• Stated problem
Transcribe the records below exactly as they appear, omitting any pictures.
══ Information supplied ══
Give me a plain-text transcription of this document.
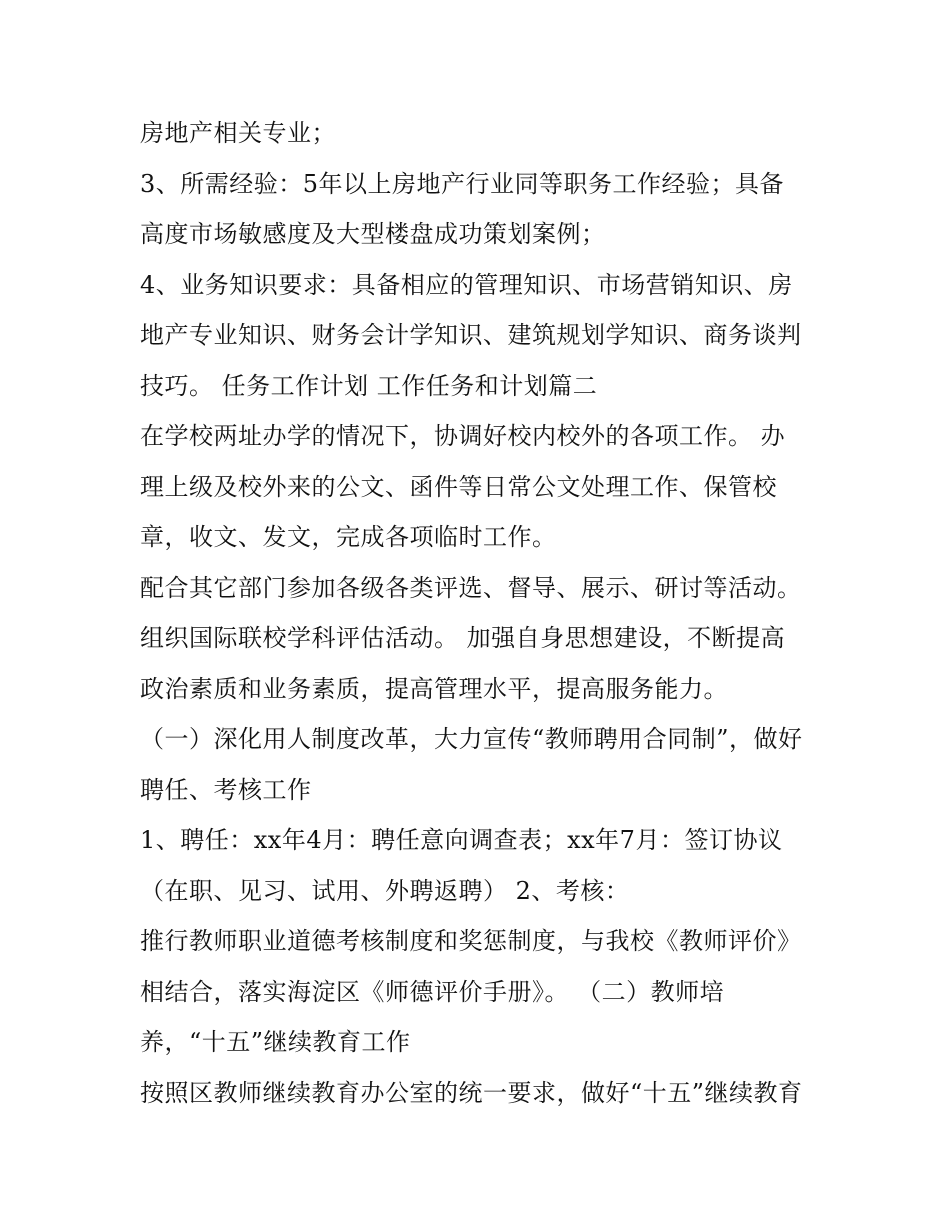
房地产相关专业；
3、所需经验：5年以上房地产行业同等职务工作经验；具备
高度市场敏感度及大型楼盘成功策划案例；
4、业务知识要求：具备相应的管理知识、市场营销知识、房
地产专业知识、财务会计学知识、建筑规划学知识、商务谈判
技巧。 任务工作计划 工作任务和计划篇二
在学校两址办学的情况下，协调好校内校外的各项工作。 办
理上级及校外来的公文、函件等日常公文处理工作、保管校
章，收文、发文，完成各项临时工作。
配合其它部门参加各级各类评选、督导、展示、研讨等活动。
组织国际联校学科评估活动。 加强自身思想建设，不断提高
政治素质和业务素质，提高管理水平，提高服务能力。
（一）深化用人制度改革，大力宣传“教师聘用合同制”，做好
聘任、考核工作
1、聘任：xx年4月：聘任意向调查表；xx年7月：签订协议
（在职、见习、试用、外聘返聘） 2、考核：
推行教师职业道德考核制度和奖惩制度，与我校《教师评价》
相结合，落实海淀区《师德评价手册》。 （二）教师培
养，“十五”继续教育工作
按照区教师继续教育办公室的统一要求，做好“十五”继续教育
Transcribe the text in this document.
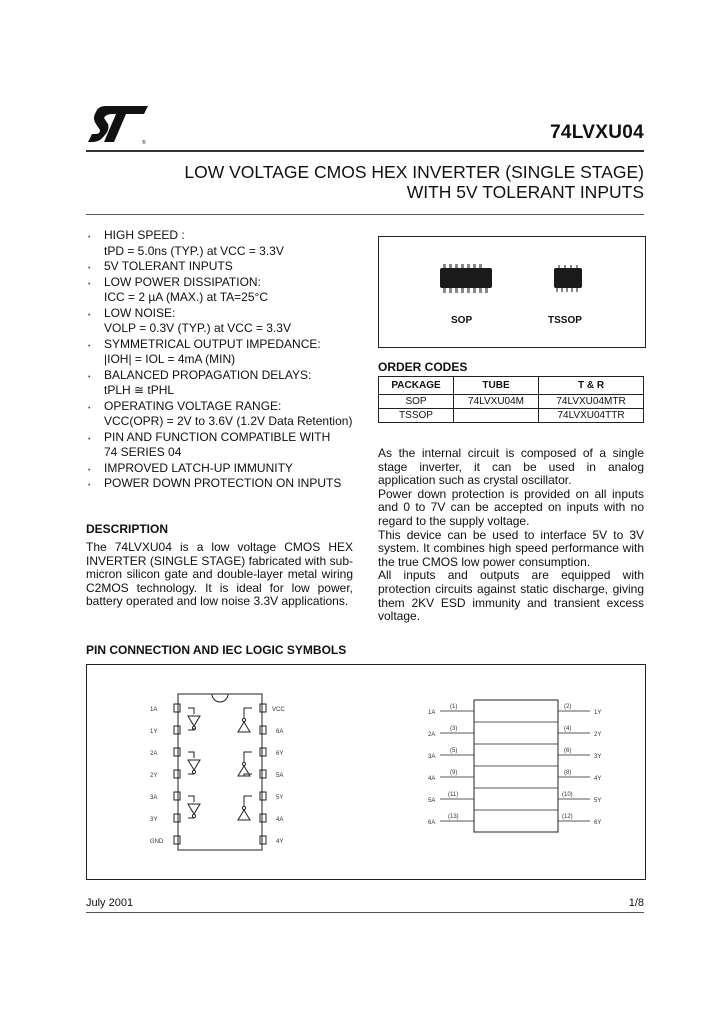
®	74LVXU04
LOW VOLTAGE CMOS HEX INVERTER (SINGLE STAGE)
WITH 5V TOLERANT INPUTS
• HIGH SPEED :
tPD = 5.0ns (TYP.) at VCC = 3.3V
• 5V TOLERANT INPUTS
• LOW POWER DISSIPATION:
ICC = 2 µA (MAX.) at TA=25°C
• LOW NOISE:
VOLP = 0.3V (TYP.) at VCC = 3.3V
• SYMMETRICAL OUTPUT IMPEDANCE:
|IOH| = IOL = 4mA (MIN)
• BALANCED PROPAGATION DELAYS:
tPLH ≅ tPHL
• OPERATING VOLTAGE RANGE:
VCC(OPR) = 2V to 3.6V (1.2V Data Retention)
• PIN AND FUNCTION COMPATIBLE WITH
74 SERIES 04
• IMPROVED LATCH-UP IMMUNITY
• POWER DOWN PROTECTION ON INPUTS
DESCRIPTION
The 74LVXU04 is a low voltage CMOS HEX INVERTER (SINGLE STAGE) fabricated with sub-micron silicon gate and double-layer metal wiring C2MOS technology. It is ideal for low power, battery operated and low noise 3.3V applications.
SOP	TSSOP
ORDER CODES
PACKAGE	TUBE	T & R
SOP	74LVXU04M	74LVXU04MTR
TSSOP		74LVXU04TTR
As the internal circuit is composed of a single stage inverter, it can be used in analog application such as crystal oscillator.
Power down protection is provided on all inputs and 0 to 7V can be accepted on inputs with no regard to the supply voltage.
This device can be used to interface 5V to 3V system. It combines high speed performance with the true CMOS low power consumption.
All inputs and outputs are equipped with protection circuits against static discharge, giving them 2KV ESD immunity and transient excess voltage.
PIN CONNECTION AND IEC LOGIC SYMBOLS
1A
1Y
2A
2Y
3A
3Y
GND
VCC
6A
6Y
5A
5Y
4A
4Y
1A
2A
3A
4A
5A
6A
(1)
(3)
(5)
(9)
(11)
(13)
(2)
(4)
(6)
(8)
(10)
(12)
1Y
2Y
3Y
4Y
5Y
6Y
July 2001	1/8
═══
• Answer to the problem
Give me a plain-text transcription of this document.
房地产相关专业；
3、所需经验：5年以上房地产行业同等职务工作经验；具备
高度市场敏感度及大型楼盘成功策划案例；
4、业务知识要求：具备相应的管理知识、市场营销知识、房
地产专业知识、财务会计学知识、建筑规划学知识、商务谈判
技巧。 任务工作计划 工作任务和计划篇二
在学校两址办学的情况下，协调好校内校外的各项工作。 办
理上级及校外来的公文、函件等日常公文处理工作、保管校
章，收文、发文，完成各项临时工作。
配合其它部门参加各级各类评选、督导、展示、研讨等活动。
组织国际联校学科评估活动。 加强自身思想建设，不断提高
政治素质和业务素质，提高管理水平，提高服务能力。
（一）深化用人制度改革，大力宣传“教师聘用合同制”，做好
聘任、考核工作
1、聘任：xx年4月：聘任意向调查表；xx年7月：签订协议
（在职、见习、试用、外聘返聘） 2、考核：
推行教师职业道德考核制度和奖惩制度，与我校《教师评价》
相结合，落实海淀区《师德评价手册》。 （二）教师培
养，“十五”继续教育工作
按照区教师继续教育办公室的统一要求，做好“十五”继续教育
Transcribe the text in this document.
®	74LVXU04
LOW VOLTAGE CMOS HEX INVERTER (SINGLE STAGE)
WITH 5V TOLERANT INPUTS
• HIGH SPEED :
tPD = 5.0ns (TYP.) at VCC = 3.3V
• 5V TOLERANT INPUTS
• LOW POWER DISSIPATION:
ICC = 2 µA (MAX.) at TA=25°C
• LOW NOISE:
VOLP = 0.3V (TYP.) at VCC = 3.3V
• SYMMETRICAL OUTPUT IMPEDANCE:
|IOH| = IOL = 4mA (MIN)
• BALANCED PROPAGATION DELAYS:
tPLH ≅ tPHL
• OPERATING VOLTAGE RANGE:
VCC(OPR) = 2V to 3.6V (1.2V Data Retention)
• PIN AND FUNCTION COMPATIBLE WITH
74 SERIES 04
• IMPROVED LATCH-UP IMMUNITY
• POWER DOWN PROTECTION ON INPUTS
DESCRIPTION
The 74LVXU04 is a low voltage CMOS HEX INVERTER (SINGLE STAGE) fabricated with sub-micron silicon gate and double-layer metal wiring C2MOS technology. It is ideal for low power, battery operated and low noise 3.3V applications.
SOP	TSSOP
ORDER CODES
PACKAGE	TUBE	T & R
SOP	74LVXU04M	74LVXU04MTR
TSSOP		74LVXU04TTR
As the internal circuit is composed of a single stage inverter, it can be used in analog application such as crystal oscillator.
Power down protection is provided on all inputs and 0 to 7V can be accepted on inputs with no regard to the supply voltage.
This device can be used to interface 5V to 3V system. It combines high speed performance with the true CMOS low power consumption.
All inputs and outputs are equipped with protection circuits against static discharge, giving them 2KV ESD immunity and transient excess voltage.
PIN CONNECTION AND IEC LOGIC SYMBOLS
1A
1Y
2A
2Y
3A
3Y
GND
VCC
6A
6Y
5A
5Y
4A
4Y
1A
2A
3A
4A
5A
6A
(1)
(3)
(5)
(9)
(11)
(13)
(2)
(4)
(6)
(8)
(10)
(12)
1Y
2Y
3Y
4Y
5Y
6Y
July 2001	1/8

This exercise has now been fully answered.